• What to work on:
Examine the records and identify each line that includes the string "screenshot". Copy those lines.

____

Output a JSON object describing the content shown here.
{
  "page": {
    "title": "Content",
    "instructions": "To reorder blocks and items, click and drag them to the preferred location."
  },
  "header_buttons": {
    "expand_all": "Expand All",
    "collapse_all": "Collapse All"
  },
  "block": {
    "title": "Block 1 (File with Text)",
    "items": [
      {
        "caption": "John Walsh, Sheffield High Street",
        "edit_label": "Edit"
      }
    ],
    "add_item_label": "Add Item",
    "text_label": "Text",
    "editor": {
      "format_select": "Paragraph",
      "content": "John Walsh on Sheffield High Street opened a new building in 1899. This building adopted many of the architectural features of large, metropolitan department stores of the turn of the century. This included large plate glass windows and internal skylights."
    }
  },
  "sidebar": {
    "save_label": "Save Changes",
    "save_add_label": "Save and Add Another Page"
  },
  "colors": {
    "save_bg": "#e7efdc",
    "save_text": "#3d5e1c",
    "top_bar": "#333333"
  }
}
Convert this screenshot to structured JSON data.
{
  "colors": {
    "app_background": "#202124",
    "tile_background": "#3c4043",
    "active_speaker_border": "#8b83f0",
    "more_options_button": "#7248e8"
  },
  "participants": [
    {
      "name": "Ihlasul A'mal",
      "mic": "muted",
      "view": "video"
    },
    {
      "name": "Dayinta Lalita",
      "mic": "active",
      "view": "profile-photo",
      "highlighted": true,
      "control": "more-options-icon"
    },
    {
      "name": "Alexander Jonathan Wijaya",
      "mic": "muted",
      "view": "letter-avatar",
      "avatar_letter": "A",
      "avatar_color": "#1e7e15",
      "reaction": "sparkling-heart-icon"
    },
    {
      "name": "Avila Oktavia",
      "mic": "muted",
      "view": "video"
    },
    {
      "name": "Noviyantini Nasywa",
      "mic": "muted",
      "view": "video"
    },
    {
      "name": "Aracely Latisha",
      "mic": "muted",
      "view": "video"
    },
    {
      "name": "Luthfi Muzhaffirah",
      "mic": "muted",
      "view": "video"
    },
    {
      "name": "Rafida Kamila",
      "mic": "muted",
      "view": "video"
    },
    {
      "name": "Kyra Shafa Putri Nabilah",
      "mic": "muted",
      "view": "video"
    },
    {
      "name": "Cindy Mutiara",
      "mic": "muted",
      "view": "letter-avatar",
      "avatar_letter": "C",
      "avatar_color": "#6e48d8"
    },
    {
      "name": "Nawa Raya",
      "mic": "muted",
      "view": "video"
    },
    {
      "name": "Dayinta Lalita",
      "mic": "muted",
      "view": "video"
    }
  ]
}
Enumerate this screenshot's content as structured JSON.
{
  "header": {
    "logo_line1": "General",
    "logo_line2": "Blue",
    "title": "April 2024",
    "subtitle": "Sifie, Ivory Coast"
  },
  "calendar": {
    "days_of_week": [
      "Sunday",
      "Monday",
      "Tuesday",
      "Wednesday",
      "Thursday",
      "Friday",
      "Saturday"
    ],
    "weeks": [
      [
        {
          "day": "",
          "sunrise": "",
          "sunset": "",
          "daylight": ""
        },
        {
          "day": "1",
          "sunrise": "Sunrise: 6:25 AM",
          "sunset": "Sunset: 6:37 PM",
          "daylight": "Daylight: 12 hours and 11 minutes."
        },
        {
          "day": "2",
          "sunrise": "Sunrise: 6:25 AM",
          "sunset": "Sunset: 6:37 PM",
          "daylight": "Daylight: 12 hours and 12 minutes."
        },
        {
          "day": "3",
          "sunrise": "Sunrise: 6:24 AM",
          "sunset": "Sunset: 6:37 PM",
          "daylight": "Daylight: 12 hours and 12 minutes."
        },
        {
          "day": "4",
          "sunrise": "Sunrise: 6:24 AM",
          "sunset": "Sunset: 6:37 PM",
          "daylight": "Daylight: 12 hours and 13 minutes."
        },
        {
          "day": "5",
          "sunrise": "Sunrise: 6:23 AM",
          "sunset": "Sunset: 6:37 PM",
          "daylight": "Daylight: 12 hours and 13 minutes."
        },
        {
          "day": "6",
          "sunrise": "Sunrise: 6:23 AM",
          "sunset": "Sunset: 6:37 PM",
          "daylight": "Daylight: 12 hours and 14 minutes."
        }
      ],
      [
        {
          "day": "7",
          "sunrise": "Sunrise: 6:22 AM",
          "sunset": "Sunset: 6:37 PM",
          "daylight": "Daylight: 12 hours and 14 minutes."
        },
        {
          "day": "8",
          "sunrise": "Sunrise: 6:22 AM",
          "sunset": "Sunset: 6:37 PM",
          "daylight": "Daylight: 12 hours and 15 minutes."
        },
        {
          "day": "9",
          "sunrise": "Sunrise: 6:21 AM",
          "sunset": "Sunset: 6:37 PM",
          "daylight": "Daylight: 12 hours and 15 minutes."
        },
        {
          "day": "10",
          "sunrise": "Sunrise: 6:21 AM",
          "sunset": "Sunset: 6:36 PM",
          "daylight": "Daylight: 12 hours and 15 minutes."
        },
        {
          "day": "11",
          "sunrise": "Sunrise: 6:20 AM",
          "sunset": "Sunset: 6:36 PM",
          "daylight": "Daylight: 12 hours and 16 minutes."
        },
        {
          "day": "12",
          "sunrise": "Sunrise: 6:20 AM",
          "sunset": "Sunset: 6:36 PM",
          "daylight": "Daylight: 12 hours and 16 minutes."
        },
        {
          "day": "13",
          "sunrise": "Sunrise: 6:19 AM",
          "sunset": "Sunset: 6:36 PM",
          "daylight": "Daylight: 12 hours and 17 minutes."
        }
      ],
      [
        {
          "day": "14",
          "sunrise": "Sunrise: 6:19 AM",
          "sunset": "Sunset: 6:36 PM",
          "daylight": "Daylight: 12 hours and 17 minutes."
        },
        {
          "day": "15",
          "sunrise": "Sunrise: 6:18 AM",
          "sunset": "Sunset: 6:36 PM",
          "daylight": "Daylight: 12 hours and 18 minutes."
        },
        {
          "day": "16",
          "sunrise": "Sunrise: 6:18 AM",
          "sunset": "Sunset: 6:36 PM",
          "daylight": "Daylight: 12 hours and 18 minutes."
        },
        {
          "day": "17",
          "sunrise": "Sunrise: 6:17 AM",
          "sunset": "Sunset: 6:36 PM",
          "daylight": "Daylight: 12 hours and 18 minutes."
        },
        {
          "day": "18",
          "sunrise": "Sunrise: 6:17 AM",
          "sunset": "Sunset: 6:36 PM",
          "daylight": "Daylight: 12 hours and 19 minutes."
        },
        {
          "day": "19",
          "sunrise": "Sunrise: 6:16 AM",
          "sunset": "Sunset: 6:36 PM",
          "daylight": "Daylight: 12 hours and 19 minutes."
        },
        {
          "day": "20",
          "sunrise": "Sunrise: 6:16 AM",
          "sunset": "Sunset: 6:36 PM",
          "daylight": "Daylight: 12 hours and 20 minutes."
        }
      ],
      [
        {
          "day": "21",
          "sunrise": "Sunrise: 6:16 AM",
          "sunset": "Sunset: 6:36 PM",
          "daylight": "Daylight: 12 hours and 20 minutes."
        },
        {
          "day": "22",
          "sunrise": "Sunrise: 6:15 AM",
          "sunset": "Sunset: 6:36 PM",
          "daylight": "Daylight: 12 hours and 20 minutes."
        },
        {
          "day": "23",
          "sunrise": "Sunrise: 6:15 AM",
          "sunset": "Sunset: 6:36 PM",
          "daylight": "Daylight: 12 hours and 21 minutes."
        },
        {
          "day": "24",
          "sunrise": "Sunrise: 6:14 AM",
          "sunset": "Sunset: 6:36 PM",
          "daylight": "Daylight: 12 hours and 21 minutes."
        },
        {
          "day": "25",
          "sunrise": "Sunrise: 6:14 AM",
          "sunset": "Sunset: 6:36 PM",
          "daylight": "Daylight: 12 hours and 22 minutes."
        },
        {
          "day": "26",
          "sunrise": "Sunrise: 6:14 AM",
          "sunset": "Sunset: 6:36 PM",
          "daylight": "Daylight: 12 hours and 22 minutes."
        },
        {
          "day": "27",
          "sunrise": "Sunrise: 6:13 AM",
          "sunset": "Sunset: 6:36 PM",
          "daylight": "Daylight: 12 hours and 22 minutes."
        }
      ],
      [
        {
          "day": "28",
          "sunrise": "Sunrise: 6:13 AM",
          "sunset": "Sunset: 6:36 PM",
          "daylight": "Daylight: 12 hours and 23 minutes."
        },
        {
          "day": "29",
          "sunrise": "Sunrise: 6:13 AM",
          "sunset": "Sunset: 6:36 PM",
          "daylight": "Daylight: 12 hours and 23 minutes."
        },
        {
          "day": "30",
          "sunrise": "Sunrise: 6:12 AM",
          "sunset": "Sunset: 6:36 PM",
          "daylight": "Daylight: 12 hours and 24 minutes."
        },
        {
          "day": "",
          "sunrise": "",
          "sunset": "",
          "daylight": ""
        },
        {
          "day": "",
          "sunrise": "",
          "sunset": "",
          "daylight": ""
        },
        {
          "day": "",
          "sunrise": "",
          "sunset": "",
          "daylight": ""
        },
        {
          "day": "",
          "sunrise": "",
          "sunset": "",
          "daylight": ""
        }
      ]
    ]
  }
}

____

• Response to the exercise:
Convert this screenshot to structured JSON data.
Enumerate this screenshot's content as structured JSON.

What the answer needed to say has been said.